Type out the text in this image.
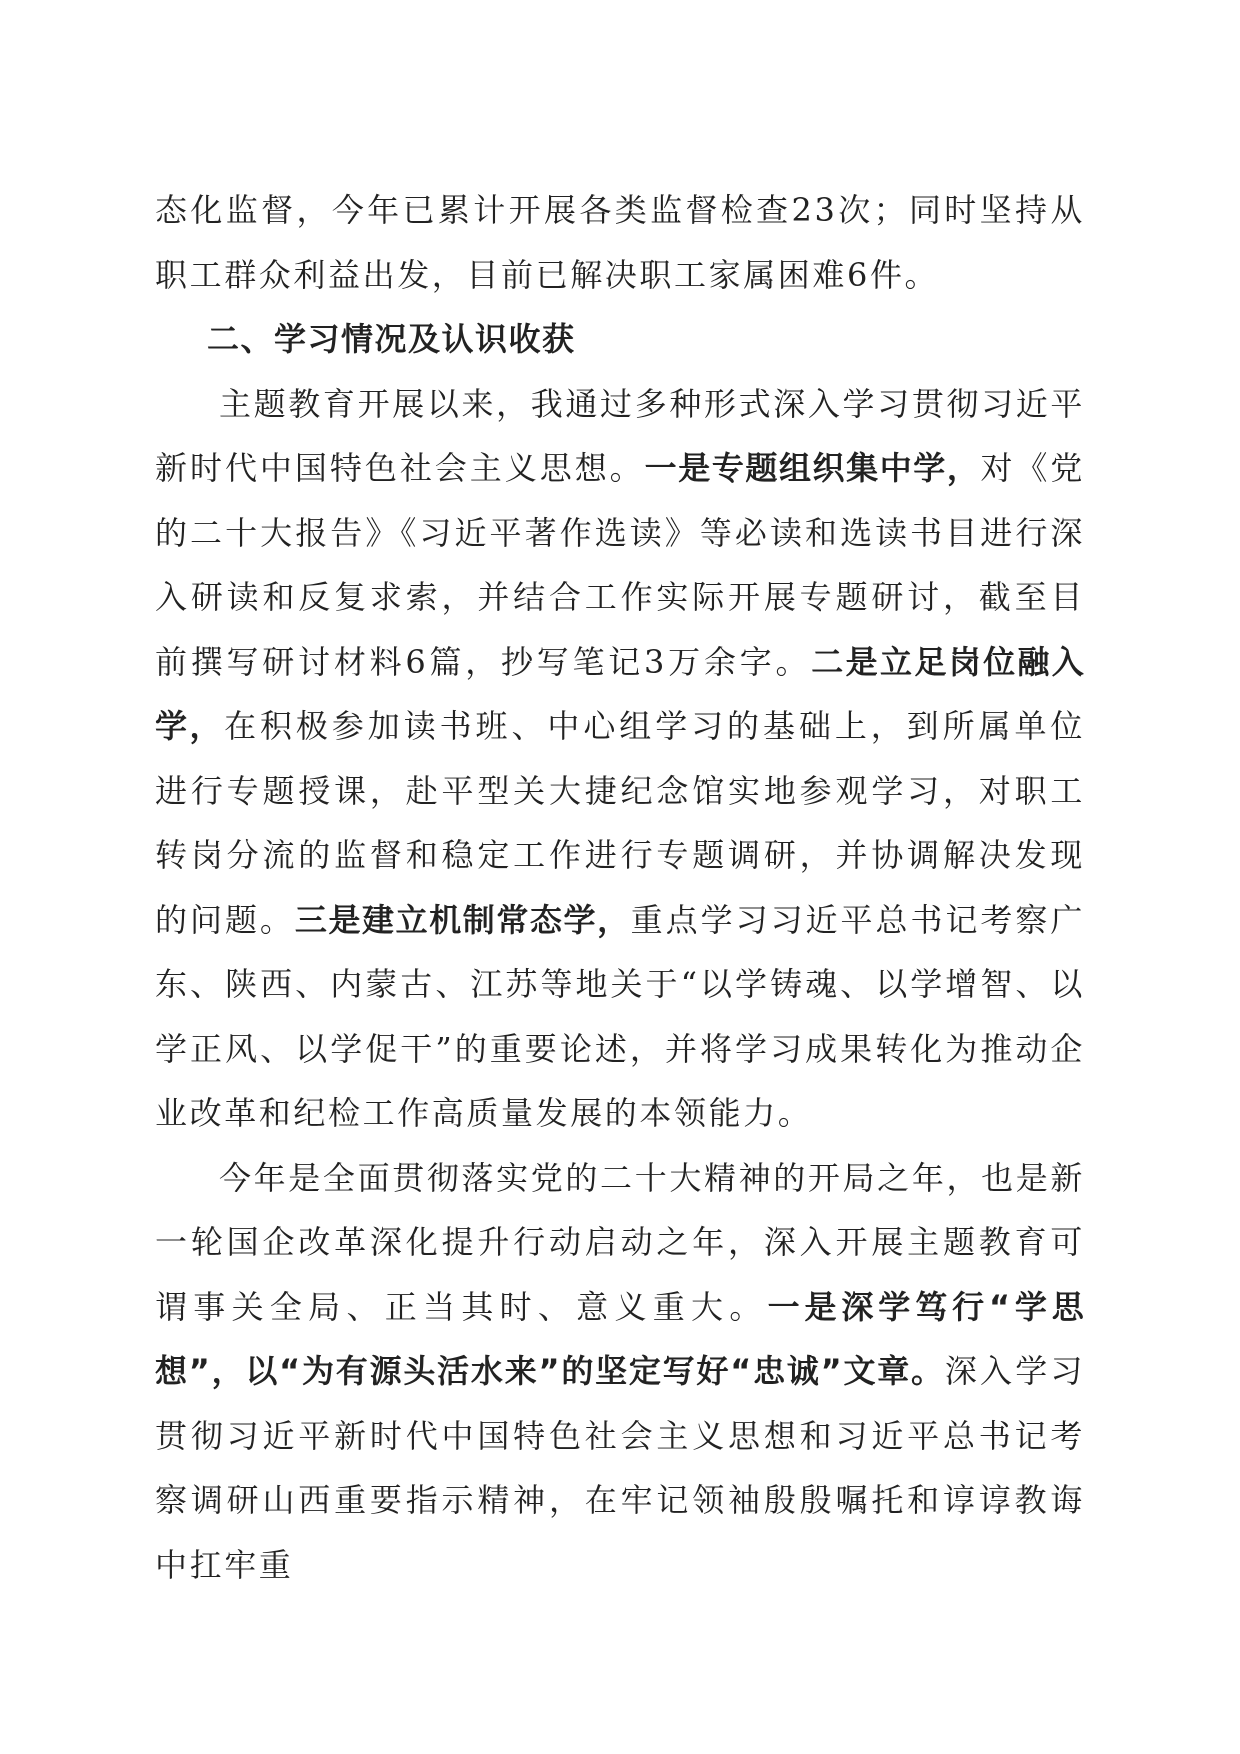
态化监督，今年已累计开展各类监督检查23次；同时坚持从职工群众利益出发，目前已解决职工家属困难6件。

二、学习情况及认识收获

主题教育开展以来，我通过多种形式深入学习贯彻习近平新时代中国特色社会主义思想。一是专题组织集中学，对《党的二十大报告》《习近平著作选读》等必读和选读书目进行深入研读和反复求索，并结合工作实际开展专题研讨，截至目前撰写研讨材料6篇，抄写笔记3万余字。二是立足岗位融入学，在积极参加读书班、中心组学习的基础上，到所属单位进行专题授课，赴平型关大捷纪念馆实地参观学习，对职工转岗分流的监督和稳定工作进行专题调研，并协调解决发现的问题。三是建立机制常态学，重点学习习近平总书记考察广东、陕西、内蒙古、江苏等地关于“以学铸魂、以学增智、以学正风、以学促干”的重要论述，并将学习成果转化为推动企业改革和纪检工作高质量发展的本领能力。

今年是全面贯彻落实党的二十大精神的开局之年，也是新一轮国企改革深化提升行动启动之年，深入开展主题教育可谓事关全局、正当其时、意义重大。一是深学笃行“学思想”，以“为有源头活水来”的坚定写好“忠诚”文章。深入学习贯彻习近平新时代中国特色社会主义思想和习近平总书记考察调研山西重要指示精神，在牢记领袖殷殷嘱托和谆谆教诲中扛牢重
++++
## Task goal
Transcribe each entry precisely as given, leaving the pictures out.

## Task output
Type out the text in this image.
态化监督，今年已累计开展各类监督检查23次；同时坚持从职工群众利益出发，目前已解决职工家属困难6件。

二、学习情况及认识收获

主题教育开展以来，我通过多种形式深入学习贯彻习近平新时代中国特色社会主义思想。一是专题组织集中学，对《党的二十大报告》《习近平著作选读》等必读和选读书目进行深入研读和反复求索，并结合工作实际开展专题研讨，截至目前撰写研讨材料6篇，抄写笔记3万余字。二是立足岗位融入学，在积极参加读书班、中心组学习的基础上，到所属单位进行专题授课，赴平型关大捷纪念馆实地参观学习，对职工转岗分流的监督和稳定工作进行专题调研，并协调解决发现的问题。三是建立机制常态学，重点学习习近平总书记考察广东、陕西、内蒙古、江苏等地关于“以学铸魂、以学增智、以学正风、以学促干”的重要论述，并将学习成果转化为推动企业改革和纪检工作高质量发展的本领能力。

今年是全面贯彻落实党的二十大精神的开局之年，也是新一轮国企改革深化提升行动启动之年，深入开展主题教育可谓事关全局、正当其时、意义重大。一是深学笃行“学思想”，以“为有源头活水来”的坚定写好“忠诚”文章。深入学习贯彻习近平新时代中国特色社会主义思想和习近平总书记考察调研山西重要指示精神，在牢记领袖殷殷嘱托和谆谆教诲中扛牢重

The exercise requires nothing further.